*Given problem*
Send back the entries below exactly as they appear.

Recorded data:
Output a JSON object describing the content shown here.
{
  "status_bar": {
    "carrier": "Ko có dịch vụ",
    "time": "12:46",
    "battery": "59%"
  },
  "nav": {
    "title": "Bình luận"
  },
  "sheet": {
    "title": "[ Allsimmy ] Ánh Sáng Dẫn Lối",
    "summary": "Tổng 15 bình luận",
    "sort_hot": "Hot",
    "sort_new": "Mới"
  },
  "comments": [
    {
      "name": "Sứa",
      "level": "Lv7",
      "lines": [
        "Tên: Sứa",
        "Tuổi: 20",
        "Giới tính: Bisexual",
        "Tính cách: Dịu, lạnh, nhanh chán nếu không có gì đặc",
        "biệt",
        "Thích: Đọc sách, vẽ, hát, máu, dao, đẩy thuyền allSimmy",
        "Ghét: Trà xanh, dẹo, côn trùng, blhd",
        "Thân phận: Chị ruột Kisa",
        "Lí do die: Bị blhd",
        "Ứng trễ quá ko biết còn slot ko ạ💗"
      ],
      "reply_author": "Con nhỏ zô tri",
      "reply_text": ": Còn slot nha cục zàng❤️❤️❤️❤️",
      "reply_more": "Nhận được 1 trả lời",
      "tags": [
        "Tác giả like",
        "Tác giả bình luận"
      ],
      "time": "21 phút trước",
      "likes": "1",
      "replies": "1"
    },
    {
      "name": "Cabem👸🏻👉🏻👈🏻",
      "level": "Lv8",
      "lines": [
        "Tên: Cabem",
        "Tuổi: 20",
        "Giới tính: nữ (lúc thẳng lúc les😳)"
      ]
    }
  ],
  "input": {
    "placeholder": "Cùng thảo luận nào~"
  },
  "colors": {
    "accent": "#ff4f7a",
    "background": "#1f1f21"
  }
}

*Solved problem*
Output a JSON object describing the content shown here.
{
  "status_bar": {
    "carrier": "Ko có dịch vụ",
    "time": "12:46",
    "battery": "59%"
  },
  "nav": {
    "title": "Bình luận"
  },
  "sheet": {
    "title": "[ Allsimmy ] Ánh Sáng Dẫn Lối",
    "summary": "Tổng 15 bình luận",
    "sort_hot": "Hot",
    "sort_new": "Mới"
  },
  "comments": [
    {
      "name": "Sứa",
      "level": "Lv7",
      "lines": [
        "Tên: Sứa",
        "Tuổi: 20",
        "Giới tính: Bisexual",
        "Tính cách: Dịu, lạnh, nhanh chán nếu không có gì đặc",
        "biệt",
        "Thích: Đọc sách, vẽ, hát, máu, dao, đẩy thuyền allSimmy",
        "Ghét: Trà xanh, dẹo, côn trùng, blhd",
        "Thân phận: Chị ruột Kisa",
        "Lí do die: Bị blhd",
        "Ứng trễ quá ko biết còn slot ko ạ💗"
      ],
      "reply_author": "Con nhỏ zô tri",
      "reply_text": ": Còn slot nha cục zàng❤️❤️❤️❤️",
      "reply_more": "Nhận được 1 trả lời",
      "tags": [
        "Tác giả like",
        "Tác giả bình luận"
      ],
      "time": "21 phút trước",
      "likes": "1",
      "replies": "1"
    },
    {
      "name": "Cabem👸🏻👉🏻👈🏻",
      "level": "Lv8",
      "lines": [
        "Tên: Cabem",
        "Tuổi: 20",
        "Giới tính: nữ (lúc thẳng lúc les😳)"
      ]
    }
  ],
  "input": {
    "placeholder": "Cùng thảo luận nào~"
  },
  "colors": {
    "accent": "#ff4f7a",
    "background": "#1f1f21"
  }
}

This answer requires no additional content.